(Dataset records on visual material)
────────
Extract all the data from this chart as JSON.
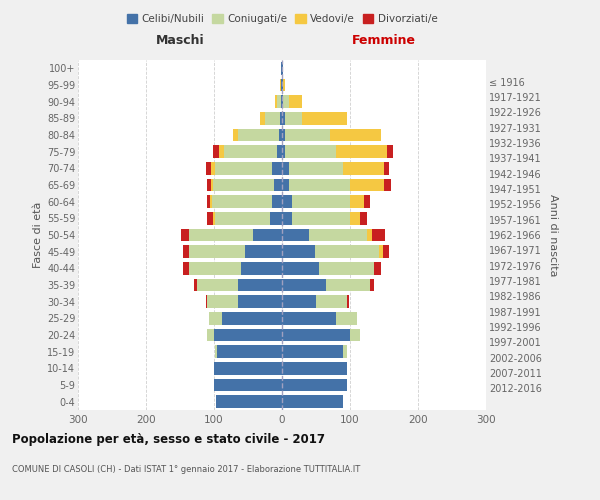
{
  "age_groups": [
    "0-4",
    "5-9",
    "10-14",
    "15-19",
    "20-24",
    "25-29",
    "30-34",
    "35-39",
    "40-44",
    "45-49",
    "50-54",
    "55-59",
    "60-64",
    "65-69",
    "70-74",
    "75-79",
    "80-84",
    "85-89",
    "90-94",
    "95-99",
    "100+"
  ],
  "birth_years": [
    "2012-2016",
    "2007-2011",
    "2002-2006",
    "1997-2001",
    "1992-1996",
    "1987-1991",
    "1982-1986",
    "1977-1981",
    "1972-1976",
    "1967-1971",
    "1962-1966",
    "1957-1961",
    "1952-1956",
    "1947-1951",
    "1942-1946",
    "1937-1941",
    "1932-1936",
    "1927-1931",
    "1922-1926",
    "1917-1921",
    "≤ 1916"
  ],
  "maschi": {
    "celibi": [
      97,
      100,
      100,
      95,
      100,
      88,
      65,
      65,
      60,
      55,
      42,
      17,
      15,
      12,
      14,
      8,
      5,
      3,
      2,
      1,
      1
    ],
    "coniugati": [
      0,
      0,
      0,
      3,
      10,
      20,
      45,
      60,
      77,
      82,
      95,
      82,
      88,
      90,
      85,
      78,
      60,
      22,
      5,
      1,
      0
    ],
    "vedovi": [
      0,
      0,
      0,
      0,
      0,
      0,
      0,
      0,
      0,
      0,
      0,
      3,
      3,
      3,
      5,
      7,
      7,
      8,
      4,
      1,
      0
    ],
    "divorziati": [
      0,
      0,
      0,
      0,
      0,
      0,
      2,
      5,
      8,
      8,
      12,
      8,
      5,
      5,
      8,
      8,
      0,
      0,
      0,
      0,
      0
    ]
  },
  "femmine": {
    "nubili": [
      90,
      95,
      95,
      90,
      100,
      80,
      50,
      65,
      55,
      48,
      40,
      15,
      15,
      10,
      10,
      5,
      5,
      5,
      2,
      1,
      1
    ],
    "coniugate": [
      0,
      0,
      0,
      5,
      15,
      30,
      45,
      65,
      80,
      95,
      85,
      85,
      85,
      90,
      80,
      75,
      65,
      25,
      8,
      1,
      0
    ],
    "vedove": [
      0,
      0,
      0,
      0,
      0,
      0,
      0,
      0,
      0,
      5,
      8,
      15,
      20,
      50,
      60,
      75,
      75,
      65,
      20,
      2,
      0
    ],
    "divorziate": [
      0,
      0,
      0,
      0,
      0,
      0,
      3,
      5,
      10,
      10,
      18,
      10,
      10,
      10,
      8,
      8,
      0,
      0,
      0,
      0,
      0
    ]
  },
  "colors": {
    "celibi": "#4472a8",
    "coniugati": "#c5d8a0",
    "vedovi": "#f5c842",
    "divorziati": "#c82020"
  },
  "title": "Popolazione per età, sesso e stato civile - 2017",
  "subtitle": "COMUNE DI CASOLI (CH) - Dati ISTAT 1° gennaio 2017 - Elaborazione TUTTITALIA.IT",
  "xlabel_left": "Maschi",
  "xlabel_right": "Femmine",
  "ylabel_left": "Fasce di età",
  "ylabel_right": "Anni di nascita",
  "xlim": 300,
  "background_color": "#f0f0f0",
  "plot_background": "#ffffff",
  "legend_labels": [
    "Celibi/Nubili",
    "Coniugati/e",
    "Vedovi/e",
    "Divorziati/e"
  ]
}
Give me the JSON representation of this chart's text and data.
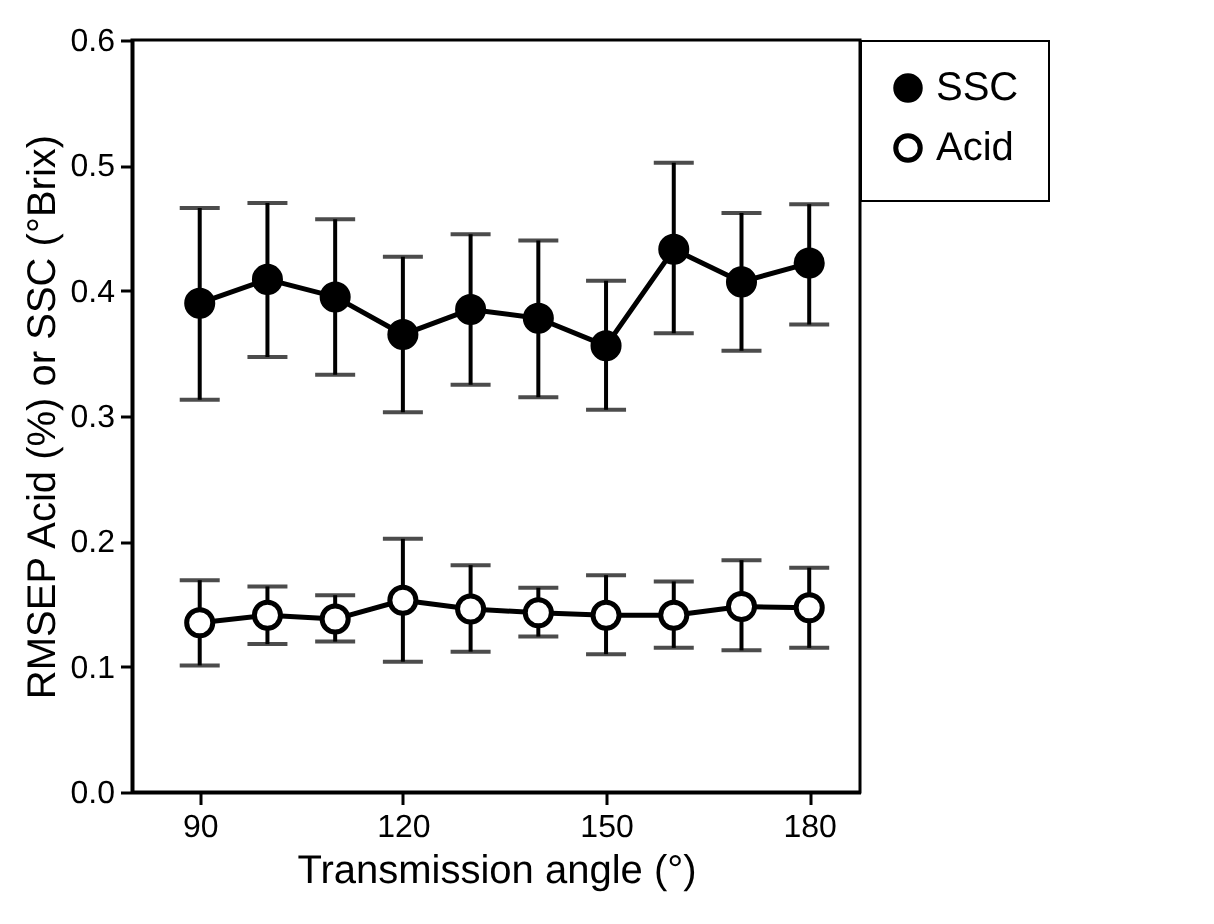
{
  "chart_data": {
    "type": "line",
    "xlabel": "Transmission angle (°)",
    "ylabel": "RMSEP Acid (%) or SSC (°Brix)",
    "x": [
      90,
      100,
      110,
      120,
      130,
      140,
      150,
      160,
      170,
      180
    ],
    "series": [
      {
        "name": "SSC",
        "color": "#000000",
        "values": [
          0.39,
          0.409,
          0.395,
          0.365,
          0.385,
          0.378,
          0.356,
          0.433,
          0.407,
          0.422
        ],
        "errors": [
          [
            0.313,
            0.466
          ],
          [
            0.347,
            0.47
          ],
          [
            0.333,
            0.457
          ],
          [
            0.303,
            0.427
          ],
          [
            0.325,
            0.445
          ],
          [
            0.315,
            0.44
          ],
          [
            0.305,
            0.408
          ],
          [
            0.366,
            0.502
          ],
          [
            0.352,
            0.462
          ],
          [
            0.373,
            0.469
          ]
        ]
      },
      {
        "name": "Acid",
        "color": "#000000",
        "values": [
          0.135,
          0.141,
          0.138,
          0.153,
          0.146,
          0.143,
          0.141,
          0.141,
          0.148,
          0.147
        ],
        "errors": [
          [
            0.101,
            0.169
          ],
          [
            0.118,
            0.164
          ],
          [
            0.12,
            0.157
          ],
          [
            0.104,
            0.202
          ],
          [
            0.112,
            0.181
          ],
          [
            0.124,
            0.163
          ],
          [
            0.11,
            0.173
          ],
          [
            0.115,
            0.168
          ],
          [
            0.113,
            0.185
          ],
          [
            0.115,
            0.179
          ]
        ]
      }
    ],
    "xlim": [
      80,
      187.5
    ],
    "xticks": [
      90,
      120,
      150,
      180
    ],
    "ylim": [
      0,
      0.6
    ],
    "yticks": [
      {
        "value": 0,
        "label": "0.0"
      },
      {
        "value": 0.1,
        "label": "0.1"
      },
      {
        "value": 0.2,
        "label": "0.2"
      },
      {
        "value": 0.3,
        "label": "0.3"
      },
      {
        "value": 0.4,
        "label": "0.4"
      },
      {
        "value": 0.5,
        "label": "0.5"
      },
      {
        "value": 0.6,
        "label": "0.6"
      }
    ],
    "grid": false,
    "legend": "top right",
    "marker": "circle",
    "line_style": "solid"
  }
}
────────
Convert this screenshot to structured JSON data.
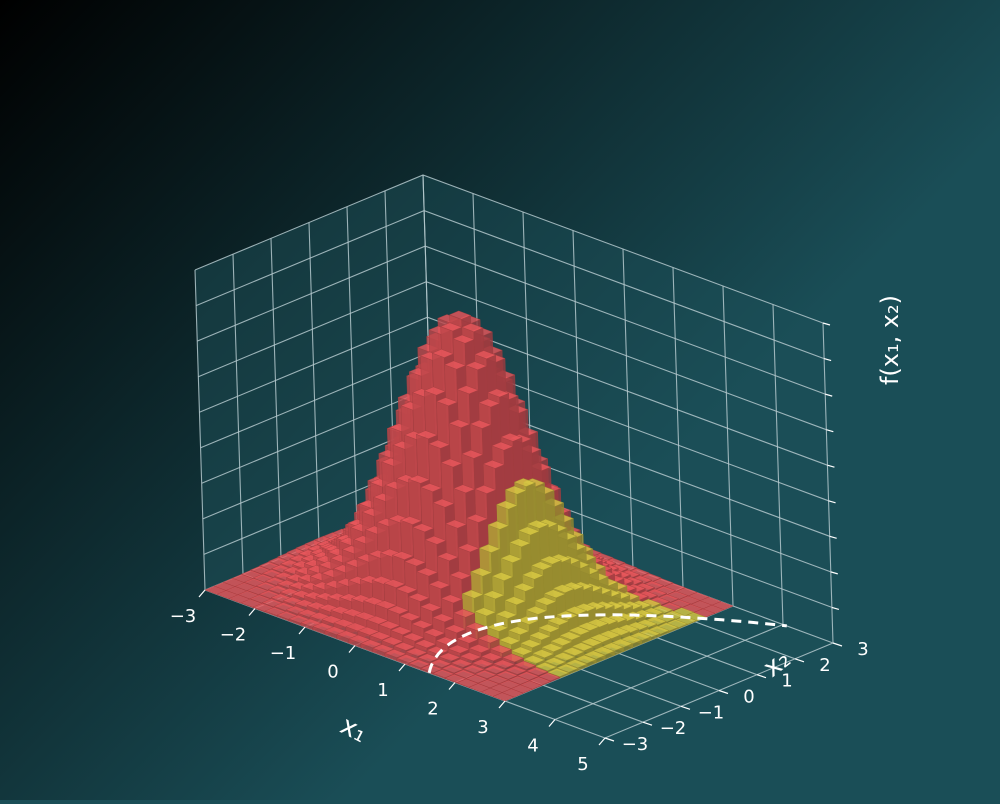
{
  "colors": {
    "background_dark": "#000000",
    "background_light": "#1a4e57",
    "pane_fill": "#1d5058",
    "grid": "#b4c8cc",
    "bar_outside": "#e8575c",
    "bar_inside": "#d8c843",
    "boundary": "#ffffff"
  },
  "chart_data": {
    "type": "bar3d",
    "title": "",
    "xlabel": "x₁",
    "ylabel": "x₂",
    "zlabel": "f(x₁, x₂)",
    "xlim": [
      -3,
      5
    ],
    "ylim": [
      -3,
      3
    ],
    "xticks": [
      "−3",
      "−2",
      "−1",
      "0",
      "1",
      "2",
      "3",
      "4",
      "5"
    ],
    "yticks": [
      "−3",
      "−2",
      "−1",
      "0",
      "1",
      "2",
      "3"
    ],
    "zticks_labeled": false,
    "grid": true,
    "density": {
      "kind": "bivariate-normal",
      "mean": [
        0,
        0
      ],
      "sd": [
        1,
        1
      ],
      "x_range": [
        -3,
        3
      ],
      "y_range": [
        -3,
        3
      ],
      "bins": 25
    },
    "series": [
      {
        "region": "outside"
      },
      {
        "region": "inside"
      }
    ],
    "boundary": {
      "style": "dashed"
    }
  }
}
────────
*DIRECTIONS*: Copy down every line of the entries containing the word "ffffff".

*CORRECT RESPONSE*:
  "plot_background": "#ffffff",
    "boundary": "#ffffff"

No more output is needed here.